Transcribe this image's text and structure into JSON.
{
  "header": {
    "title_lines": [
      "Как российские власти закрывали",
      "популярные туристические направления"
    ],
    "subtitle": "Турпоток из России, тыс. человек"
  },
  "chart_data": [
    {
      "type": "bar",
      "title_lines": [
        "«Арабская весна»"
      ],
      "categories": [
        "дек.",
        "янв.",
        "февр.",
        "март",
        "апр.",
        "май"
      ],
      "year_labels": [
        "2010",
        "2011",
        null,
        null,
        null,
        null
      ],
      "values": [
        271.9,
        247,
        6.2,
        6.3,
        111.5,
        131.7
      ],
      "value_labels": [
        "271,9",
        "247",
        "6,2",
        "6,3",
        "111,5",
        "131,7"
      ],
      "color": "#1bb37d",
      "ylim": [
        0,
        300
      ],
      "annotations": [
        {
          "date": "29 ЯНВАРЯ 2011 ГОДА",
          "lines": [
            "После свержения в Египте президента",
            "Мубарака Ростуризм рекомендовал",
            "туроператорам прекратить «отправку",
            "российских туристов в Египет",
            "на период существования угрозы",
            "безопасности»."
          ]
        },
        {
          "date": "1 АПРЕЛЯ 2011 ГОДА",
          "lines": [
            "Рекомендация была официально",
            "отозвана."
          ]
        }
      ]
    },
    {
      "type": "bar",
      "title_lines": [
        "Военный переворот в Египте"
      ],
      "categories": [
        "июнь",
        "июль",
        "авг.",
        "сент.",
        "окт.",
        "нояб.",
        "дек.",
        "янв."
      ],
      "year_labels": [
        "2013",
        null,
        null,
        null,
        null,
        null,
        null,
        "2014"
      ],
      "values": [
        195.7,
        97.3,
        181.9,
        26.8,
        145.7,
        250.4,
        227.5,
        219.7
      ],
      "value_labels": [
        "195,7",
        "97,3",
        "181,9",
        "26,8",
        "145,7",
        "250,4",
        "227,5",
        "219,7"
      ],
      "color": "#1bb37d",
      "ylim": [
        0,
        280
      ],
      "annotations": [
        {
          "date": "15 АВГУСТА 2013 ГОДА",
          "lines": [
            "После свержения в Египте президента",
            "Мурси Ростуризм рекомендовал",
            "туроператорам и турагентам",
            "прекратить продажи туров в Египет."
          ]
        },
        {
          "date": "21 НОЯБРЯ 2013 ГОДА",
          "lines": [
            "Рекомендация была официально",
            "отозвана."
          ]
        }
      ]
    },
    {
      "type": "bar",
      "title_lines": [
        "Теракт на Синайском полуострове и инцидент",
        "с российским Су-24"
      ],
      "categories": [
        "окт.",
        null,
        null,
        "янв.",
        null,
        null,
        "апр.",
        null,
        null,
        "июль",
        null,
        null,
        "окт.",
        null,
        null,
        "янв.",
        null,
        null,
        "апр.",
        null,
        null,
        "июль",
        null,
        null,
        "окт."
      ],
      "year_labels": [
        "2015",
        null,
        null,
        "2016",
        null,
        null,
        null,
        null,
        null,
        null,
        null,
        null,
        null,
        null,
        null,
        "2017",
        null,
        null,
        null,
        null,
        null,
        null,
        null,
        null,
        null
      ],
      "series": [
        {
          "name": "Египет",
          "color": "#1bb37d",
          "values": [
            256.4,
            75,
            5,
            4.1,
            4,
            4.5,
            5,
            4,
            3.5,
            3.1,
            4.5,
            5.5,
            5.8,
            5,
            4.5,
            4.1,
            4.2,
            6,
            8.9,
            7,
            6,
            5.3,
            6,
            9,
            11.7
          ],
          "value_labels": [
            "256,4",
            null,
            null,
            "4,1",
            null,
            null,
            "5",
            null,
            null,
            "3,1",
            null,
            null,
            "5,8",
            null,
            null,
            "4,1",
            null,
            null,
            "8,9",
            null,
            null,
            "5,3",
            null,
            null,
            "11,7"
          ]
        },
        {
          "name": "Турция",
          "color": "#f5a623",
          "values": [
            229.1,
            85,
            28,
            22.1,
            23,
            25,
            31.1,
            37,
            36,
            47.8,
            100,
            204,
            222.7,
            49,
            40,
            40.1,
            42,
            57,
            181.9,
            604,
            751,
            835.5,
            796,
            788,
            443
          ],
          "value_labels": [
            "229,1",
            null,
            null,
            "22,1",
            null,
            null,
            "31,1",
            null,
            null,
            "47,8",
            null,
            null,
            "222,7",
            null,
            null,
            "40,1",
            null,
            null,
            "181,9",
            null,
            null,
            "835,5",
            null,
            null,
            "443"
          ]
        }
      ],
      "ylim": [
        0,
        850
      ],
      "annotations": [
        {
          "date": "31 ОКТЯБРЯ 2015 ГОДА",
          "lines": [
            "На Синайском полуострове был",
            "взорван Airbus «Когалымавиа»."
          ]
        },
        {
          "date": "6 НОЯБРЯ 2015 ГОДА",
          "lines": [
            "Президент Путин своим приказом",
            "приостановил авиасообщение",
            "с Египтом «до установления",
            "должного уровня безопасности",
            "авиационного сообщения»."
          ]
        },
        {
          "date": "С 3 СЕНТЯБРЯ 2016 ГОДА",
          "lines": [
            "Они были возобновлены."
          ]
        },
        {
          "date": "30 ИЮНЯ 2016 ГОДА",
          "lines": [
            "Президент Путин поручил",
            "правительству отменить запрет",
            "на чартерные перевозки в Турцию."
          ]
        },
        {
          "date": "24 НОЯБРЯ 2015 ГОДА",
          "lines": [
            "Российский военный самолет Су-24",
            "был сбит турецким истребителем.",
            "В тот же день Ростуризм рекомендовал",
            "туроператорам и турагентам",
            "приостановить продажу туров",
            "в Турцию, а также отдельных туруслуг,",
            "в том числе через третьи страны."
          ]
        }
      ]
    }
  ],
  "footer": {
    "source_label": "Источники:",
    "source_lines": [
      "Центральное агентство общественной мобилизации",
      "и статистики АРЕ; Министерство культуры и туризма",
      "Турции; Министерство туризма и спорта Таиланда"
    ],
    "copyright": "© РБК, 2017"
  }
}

= = = = =

Find the lines above holding the word "color" and show them.

• [TASK RESULT]
      "color": "#1bb37d",
      "color": "#1bb37d",
          "color": "#1bb37d",
          "color": "#f5a623",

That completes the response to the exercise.